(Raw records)
## Begin
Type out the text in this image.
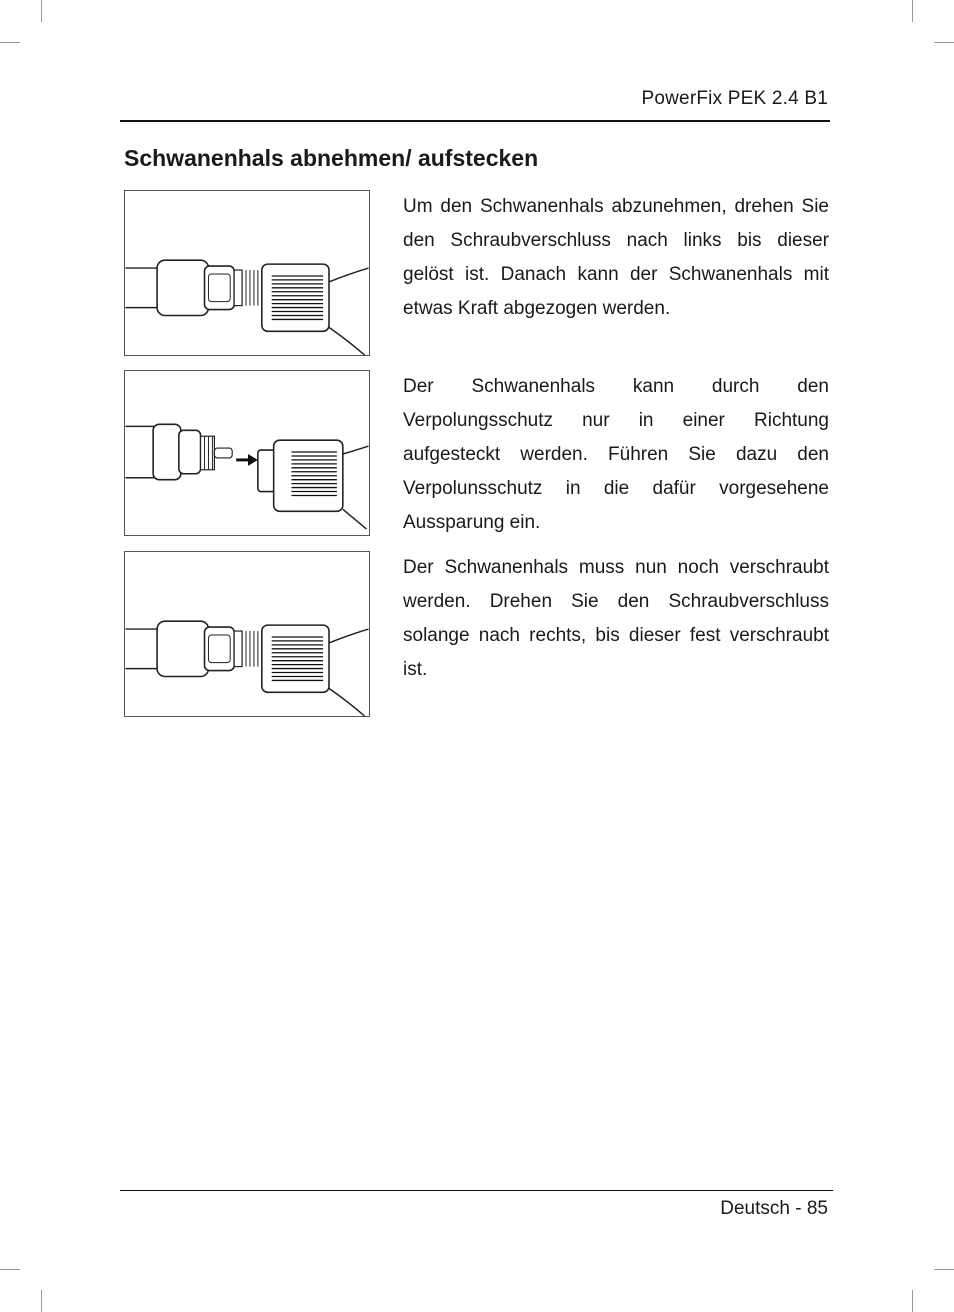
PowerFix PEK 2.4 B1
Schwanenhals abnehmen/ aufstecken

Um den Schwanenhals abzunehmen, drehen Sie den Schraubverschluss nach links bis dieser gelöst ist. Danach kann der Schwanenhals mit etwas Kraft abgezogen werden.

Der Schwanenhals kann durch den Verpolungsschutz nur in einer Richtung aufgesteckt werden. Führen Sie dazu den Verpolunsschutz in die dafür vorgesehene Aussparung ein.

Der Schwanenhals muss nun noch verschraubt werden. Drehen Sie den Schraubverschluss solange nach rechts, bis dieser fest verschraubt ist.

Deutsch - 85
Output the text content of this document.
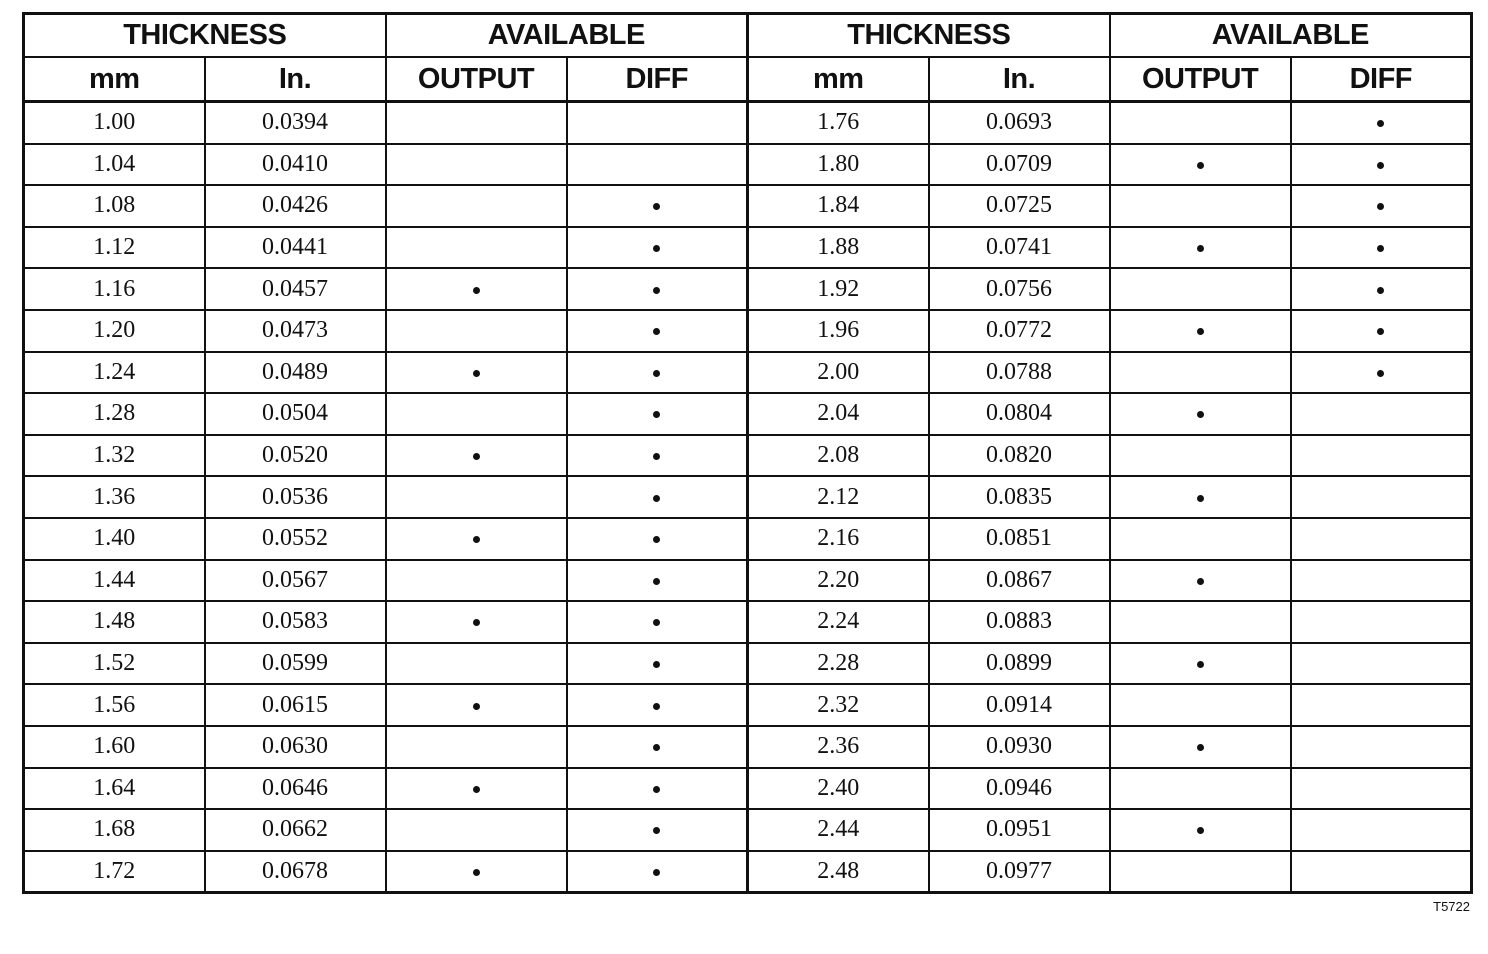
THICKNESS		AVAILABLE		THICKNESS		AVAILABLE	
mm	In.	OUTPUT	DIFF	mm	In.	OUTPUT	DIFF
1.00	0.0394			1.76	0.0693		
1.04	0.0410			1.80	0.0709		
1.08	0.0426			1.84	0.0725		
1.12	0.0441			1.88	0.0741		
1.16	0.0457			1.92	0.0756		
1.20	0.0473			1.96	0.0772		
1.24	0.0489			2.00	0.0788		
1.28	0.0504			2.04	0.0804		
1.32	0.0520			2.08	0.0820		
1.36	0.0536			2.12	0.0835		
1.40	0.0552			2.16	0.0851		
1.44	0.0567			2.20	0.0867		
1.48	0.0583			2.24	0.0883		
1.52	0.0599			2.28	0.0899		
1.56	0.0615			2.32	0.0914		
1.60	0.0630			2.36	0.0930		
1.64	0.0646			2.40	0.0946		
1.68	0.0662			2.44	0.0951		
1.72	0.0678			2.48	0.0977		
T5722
## End
## Begin
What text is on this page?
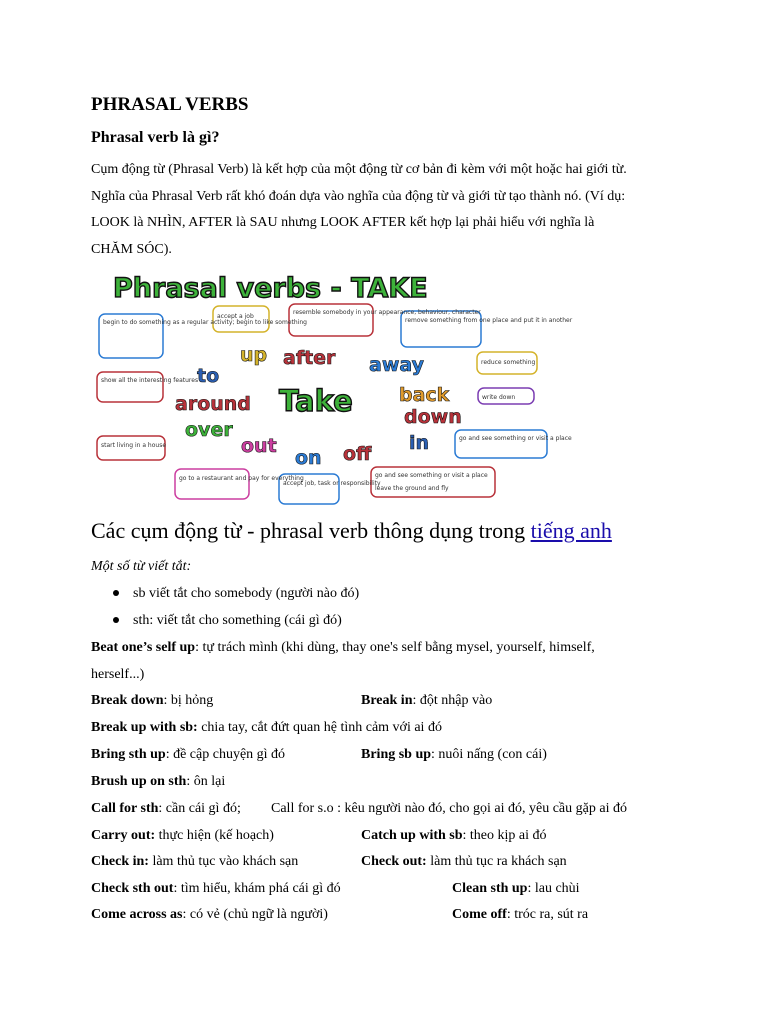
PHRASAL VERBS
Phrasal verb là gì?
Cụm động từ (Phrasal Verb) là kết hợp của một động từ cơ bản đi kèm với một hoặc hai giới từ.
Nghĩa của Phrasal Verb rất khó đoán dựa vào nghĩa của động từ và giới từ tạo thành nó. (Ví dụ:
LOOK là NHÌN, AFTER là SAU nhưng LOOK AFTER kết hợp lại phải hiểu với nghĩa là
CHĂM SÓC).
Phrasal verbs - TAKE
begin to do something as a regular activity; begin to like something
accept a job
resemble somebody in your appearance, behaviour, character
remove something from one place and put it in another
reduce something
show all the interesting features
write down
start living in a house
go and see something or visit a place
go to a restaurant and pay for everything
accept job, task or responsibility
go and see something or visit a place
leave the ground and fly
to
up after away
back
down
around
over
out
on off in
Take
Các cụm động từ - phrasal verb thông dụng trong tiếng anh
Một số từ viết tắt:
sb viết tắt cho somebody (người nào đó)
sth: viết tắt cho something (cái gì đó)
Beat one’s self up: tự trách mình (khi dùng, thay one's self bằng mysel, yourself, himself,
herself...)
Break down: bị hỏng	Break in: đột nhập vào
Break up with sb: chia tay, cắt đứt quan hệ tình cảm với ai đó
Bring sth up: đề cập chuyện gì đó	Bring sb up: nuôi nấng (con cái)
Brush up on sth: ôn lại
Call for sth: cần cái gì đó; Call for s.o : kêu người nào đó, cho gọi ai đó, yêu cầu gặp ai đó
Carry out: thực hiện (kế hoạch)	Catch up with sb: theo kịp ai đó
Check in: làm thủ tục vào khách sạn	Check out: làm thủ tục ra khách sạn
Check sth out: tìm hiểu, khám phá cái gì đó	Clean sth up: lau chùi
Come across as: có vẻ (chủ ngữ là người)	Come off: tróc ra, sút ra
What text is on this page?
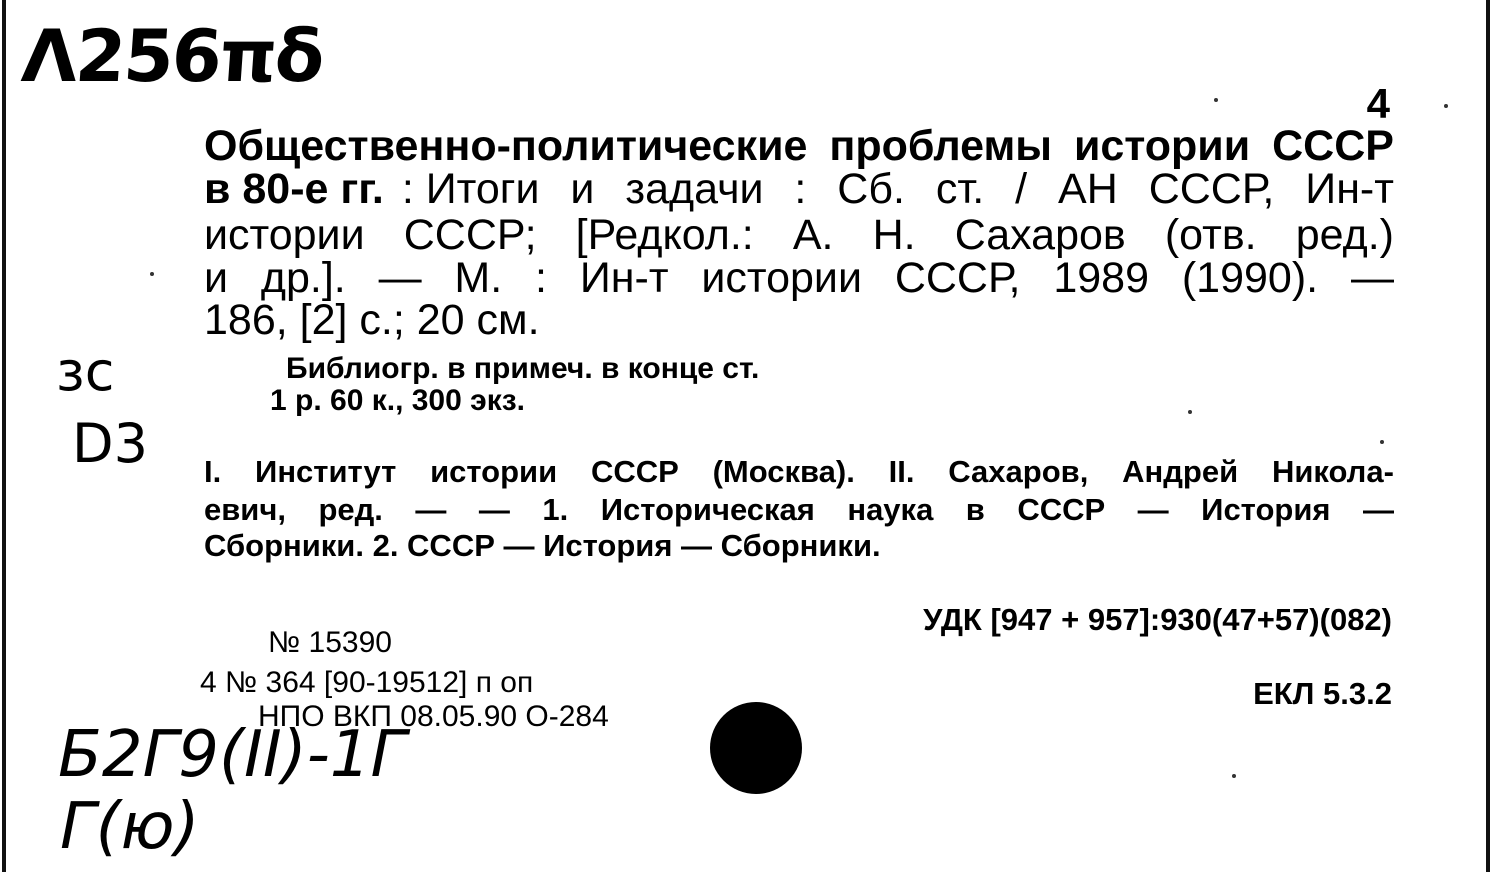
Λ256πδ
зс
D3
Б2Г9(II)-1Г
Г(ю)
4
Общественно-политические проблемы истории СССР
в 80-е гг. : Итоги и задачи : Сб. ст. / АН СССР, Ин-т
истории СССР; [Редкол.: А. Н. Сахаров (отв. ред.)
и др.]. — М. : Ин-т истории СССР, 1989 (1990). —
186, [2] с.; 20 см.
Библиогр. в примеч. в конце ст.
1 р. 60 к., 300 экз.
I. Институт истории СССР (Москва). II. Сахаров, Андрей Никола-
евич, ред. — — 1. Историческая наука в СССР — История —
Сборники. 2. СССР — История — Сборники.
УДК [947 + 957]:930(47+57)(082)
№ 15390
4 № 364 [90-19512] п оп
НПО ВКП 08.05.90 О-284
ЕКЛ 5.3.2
## End
Copy out each line of the listing that holds "người".

**Solution to the problem**
sb viết tắt cho somebody (người nào đó)
Call for sth: cần cái gì đó; Call for s.o : kêu người nào đó, cho gọi ai đó, yêu cầu gặp ai đó
Come across as: có vẻ (chủ ngữ là người)	Come off: tróc ra, sút ra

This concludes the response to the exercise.